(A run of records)
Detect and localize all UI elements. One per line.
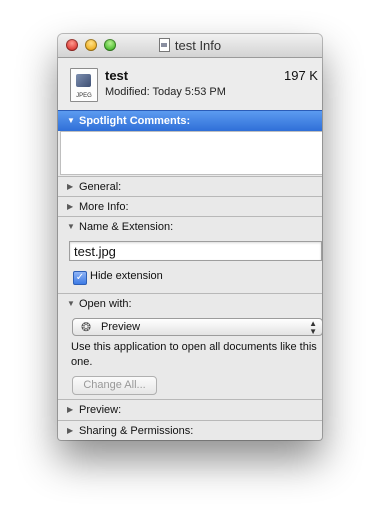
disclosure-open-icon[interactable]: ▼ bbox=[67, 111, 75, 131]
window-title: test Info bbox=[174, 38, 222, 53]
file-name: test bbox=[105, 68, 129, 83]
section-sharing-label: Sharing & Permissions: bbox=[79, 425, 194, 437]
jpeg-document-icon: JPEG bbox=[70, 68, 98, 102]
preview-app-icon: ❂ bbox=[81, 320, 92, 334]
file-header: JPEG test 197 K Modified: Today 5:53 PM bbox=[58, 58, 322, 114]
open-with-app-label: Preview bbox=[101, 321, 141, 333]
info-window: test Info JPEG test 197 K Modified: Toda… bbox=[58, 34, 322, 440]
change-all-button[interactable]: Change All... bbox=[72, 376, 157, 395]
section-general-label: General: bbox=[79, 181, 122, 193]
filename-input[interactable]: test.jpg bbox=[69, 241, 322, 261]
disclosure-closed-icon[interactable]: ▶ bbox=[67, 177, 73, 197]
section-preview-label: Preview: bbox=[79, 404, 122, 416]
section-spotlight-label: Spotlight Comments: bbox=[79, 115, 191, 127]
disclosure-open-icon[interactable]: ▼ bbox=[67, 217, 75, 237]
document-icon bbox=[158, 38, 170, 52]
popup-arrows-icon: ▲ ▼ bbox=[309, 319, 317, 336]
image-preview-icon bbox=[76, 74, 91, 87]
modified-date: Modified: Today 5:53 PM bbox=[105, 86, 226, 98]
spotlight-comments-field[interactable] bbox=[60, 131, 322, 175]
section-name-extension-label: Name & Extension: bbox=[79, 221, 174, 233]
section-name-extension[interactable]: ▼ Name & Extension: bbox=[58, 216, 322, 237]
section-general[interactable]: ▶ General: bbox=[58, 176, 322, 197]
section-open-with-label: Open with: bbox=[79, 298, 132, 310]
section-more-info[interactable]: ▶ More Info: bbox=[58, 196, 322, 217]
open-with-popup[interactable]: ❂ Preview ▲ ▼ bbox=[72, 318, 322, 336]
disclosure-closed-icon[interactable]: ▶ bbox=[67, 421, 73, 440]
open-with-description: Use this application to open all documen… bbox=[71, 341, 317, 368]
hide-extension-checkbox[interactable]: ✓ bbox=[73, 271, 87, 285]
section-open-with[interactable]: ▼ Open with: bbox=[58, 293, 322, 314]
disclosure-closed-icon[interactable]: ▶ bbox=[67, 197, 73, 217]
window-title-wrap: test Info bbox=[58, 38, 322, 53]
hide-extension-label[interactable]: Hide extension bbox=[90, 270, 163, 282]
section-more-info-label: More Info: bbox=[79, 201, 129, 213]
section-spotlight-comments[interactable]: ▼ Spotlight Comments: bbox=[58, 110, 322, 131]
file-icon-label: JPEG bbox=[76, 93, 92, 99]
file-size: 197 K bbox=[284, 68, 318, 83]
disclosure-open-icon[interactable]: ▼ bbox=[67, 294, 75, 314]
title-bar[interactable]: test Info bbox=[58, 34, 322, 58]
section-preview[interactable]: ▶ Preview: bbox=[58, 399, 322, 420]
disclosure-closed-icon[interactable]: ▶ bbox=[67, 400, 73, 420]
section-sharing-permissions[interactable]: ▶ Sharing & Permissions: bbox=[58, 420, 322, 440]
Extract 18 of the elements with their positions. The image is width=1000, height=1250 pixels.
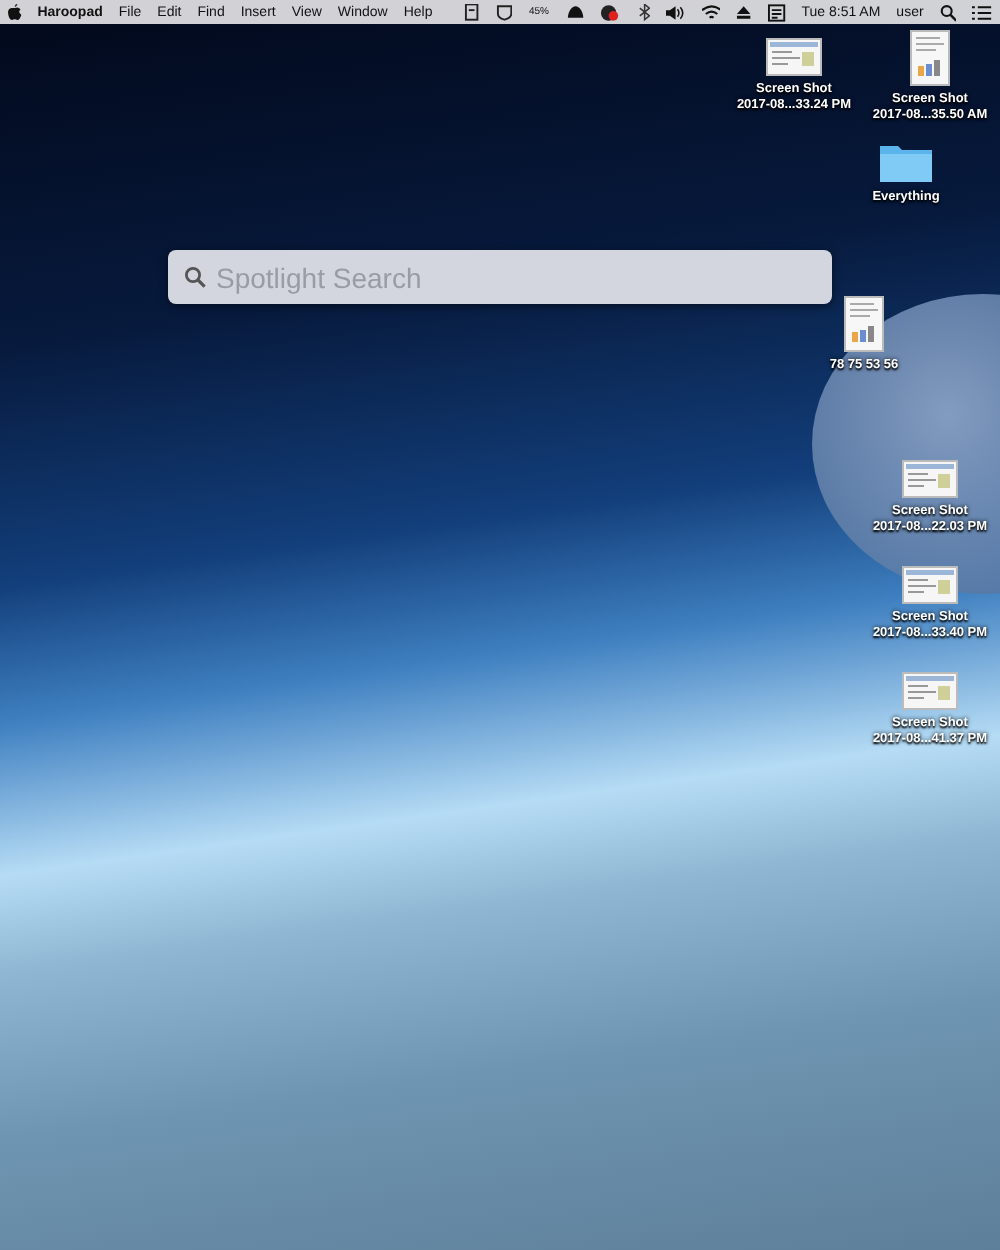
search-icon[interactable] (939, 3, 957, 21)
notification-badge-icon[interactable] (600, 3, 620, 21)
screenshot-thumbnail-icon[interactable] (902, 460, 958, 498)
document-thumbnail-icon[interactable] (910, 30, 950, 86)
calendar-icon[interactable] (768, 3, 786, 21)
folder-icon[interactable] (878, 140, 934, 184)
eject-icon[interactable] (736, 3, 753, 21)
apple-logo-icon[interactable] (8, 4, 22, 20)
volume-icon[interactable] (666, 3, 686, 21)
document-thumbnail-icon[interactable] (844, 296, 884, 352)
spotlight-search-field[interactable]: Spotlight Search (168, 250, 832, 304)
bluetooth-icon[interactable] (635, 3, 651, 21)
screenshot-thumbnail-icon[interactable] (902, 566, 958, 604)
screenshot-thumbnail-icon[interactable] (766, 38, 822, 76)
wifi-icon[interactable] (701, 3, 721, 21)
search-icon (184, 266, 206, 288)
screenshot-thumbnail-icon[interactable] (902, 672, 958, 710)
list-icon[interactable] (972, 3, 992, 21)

---

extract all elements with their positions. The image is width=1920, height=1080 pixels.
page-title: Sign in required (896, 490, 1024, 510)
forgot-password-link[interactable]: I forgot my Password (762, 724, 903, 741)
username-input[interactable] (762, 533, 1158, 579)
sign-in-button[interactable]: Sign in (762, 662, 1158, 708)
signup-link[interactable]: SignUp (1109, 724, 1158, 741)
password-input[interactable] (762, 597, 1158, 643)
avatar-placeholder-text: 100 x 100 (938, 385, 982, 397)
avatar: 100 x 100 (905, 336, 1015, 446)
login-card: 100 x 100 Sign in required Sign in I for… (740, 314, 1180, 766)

...

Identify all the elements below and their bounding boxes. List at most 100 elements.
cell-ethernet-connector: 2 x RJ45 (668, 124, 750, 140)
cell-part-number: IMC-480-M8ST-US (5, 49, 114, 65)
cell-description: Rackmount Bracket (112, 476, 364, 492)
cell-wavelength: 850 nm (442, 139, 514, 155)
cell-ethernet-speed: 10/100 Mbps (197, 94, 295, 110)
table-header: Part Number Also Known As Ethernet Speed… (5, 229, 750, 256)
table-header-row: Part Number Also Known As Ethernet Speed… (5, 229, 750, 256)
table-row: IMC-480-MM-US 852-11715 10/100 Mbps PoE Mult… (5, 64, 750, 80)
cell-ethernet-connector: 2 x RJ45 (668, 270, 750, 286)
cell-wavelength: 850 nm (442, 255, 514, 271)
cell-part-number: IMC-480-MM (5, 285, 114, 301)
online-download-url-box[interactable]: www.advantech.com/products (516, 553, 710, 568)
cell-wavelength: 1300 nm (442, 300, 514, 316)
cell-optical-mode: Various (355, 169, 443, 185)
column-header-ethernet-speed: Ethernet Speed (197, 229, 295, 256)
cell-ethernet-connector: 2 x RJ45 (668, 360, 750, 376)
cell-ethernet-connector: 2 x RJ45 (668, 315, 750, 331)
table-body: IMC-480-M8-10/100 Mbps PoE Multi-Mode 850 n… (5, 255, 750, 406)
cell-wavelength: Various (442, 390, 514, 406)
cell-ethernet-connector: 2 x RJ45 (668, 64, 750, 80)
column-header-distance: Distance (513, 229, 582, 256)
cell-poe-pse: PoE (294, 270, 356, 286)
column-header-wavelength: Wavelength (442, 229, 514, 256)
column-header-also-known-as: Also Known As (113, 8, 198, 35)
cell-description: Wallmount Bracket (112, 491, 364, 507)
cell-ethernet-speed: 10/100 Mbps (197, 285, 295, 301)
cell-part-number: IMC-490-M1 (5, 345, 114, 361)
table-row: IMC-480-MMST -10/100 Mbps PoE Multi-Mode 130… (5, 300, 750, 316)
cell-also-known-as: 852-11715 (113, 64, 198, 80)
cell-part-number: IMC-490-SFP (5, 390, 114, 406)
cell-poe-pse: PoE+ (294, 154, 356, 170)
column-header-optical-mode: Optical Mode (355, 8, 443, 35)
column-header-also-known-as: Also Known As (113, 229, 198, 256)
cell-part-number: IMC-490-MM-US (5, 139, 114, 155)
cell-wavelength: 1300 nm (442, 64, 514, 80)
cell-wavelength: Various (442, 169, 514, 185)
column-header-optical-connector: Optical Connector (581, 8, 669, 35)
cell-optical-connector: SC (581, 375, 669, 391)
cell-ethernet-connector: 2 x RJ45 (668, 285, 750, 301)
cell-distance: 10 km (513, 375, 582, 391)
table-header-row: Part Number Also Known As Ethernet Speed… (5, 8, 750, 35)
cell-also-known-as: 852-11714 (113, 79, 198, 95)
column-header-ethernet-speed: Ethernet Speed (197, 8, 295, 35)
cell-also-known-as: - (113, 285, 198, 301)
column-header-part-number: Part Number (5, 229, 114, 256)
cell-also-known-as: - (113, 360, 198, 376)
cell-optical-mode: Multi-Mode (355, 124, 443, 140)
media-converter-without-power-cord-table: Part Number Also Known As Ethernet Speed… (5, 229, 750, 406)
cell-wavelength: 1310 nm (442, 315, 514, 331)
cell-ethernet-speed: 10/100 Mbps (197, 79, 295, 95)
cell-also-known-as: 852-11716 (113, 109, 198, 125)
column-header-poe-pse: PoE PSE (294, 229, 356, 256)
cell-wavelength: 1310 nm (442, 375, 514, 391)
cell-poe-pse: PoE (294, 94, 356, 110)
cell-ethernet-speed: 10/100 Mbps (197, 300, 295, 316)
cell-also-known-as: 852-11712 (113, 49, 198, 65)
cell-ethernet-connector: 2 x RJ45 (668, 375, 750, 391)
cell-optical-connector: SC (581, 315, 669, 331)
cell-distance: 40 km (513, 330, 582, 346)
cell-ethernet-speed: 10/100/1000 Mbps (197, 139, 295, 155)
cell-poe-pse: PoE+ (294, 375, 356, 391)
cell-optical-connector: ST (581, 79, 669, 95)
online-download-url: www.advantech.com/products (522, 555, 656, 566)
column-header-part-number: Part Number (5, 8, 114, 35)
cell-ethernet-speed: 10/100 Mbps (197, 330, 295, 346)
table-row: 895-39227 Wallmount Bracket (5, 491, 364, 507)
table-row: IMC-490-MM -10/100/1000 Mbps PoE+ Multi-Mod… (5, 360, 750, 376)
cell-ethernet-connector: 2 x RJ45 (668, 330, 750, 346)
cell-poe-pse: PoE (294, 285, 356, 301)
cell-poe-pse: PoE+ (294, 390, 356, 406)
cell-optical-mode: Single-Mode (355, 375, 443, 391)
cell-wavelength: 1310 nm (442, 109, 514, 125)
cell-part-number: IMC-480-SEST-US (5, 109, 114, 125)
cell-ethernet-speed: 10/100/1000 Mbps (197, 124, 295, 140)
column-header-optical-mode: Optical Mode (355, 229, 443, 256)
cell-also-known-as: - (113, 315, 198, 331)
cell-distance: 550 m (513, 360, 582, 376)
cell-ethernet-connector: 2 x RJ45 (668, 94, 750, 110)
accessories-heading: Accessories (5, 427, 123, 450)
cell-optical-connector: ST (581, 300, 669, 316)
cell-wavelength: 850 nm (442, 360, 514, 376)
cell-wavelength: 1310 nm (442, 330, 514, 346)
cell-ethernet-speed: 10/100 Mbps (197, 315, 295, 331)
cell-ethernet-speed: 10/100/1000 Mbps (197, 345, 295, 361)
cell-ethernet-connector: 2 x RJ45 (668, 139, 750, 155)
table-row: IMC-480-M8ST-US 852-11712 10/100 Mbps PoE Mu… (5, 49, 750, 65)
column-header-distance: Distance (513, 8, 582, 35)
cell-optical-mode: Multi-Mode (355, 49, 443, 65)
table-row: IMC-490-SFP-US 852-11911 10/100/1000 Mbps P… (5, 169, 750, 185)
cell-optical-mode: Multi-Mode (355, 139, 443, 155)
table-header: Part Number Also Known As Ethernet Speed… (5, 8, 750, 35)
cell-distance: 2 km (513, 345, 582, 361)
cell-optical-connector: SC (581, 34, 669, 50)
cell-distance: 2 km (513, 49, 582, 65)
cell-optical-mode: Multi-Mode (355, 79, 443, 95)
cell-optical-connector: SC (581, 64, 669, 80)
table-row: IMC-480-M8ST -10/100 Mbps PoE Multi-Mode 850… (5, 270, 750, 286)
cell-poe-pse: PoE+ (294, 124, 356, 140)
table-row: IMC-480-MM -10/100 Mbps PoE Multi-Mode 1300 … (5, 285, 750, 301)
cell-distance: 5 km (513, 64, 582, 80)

• _Task_: Substitute "4 x RJ45" for every "2 x RJ45" in the lines between the one holding "Identify all the" and the one holding "cell-wavelength: 1300 nm (442, 300, 514, 316)", inclusive. Give back only those lines, with all else unchanged.

• _Result of this task_:
Identify all the elements below and their bounding boxes. List at most 100 elements.
cell-ethernet-connector: 4 x RJ45 (668, 124, 750, 140)
cell-part-number: IMC-480-M8ST-US (5, 49, 114, 65)
cell-description: Rackmount Bracket (112, 476, 364, 492)
cell-wavelength: 850 nm (442, 139, 514, 155)
cell-ethernet-speed: 10/100 Mbps (197, 94, 295, 110)
table-header: Part Number Also Known As Ethernet Speed… (5, 229, 750, 256)
table-header-row: Part Number Also Known As Ethernet Speed… (5, 229, 750, 256)
table-row: IMC-480-MM-US 852-11715 10/100 Mbps PoE Mult… (5, 64, 750, 80)
cell-ethernet-connector: 4 x RJ45 (668, 270, 750, 286)
cell-wavelength: 850 nm (442, 255, 514, 271)
cell-part-number: IMC-480-MM (5, 285, 114, 301)
online-download-url-box[interactable]: www.advantech.com/products (516, 553, 710, 568)
cell-wavelength: 1300 nm (442, 300, 514, 316)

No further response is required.